▼▼▼

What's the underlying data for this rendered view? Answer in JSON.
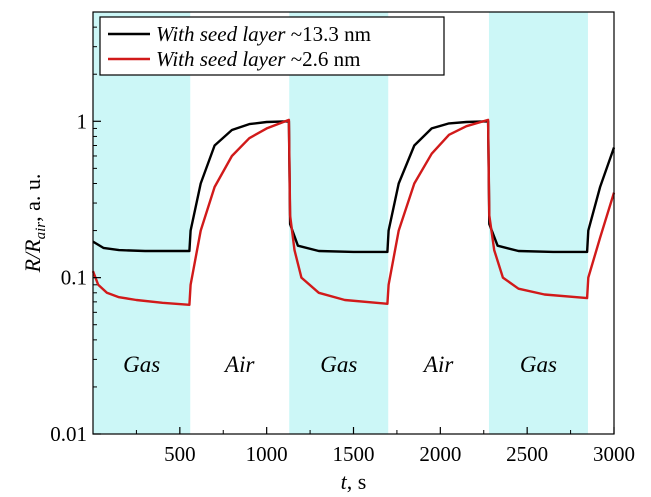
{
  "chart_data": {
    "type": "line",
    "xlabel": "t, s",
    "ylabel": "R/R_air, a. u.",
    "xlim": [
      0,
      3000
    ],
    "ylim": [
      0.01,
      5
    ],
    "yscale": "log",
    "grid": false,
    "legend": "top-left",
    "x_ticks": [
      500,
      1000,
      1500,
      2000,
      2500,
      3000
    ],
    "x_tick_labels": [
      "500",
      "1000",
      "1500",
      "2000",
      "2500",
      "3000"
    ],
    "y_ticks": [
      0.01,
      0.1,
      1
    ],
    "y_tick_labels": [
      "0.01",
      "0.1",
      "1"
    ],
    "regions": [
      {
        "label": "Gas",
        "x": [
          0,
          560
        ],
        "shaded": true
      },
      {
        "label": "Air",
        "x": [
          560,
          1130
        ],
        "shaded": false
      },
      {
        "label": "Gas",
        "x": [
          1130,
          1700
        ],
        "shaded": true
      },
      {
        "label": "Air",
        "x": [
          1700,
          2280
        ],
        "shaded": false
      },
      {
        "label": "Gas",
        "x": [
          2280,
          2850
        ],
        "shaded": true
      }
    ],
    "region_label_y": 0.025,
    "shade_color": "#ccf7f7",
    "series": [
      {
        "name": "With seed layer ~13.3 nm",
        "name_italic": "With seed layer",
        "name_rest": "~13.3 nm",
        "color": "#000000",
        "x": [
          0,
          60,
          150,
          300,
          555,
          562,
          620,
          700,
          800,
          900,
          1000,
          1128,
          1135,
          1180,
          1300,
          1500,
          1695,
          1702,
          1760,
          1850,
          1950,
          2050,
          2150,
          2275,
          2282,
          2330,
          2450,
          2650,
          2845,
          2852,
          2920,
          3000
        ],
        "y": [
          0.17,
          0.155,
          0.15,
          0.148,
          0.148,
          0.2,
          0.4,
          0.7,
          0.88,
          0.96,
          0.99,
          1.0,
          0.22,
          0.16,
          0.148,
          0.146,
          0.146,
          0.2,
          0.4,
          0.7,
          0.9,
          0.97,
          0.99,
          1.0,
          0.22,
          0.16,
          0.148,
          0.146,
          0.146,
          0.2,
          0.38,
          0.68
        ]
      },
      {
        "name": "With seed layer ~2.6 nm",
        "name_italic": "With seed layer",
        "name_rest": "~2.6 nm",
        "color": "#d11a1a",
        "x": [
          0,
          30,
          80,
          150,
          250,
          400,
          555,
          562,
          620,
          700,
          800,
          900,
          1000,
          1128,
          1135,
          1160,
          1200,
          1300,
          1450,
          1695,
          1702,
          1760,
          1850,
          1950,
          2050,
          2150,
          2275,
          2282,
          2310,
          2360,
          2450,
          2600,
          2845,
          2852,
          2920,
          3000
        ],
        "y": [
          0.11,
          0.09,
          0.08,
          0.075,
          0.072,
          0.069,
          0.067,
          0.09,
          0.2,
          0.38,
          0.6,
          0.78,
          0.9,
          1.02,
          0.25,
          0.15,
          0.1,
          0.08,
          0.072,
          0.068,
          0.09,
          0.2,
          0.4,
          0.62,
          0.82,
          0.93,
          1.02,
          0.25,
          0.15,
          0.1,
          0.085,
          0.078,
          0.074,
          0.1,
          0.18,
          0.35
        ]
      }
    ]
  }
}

▲▲▲

- Set problem:
Gather, from the listing above, every line carrying the word "layer".

- Solution:
        "name": "With seed layer ~13.3 nm",
        "name_italic": "With seed layer",
        "name": "With seed layer ~2.6 nm",
        "name_italic": "With seed layer",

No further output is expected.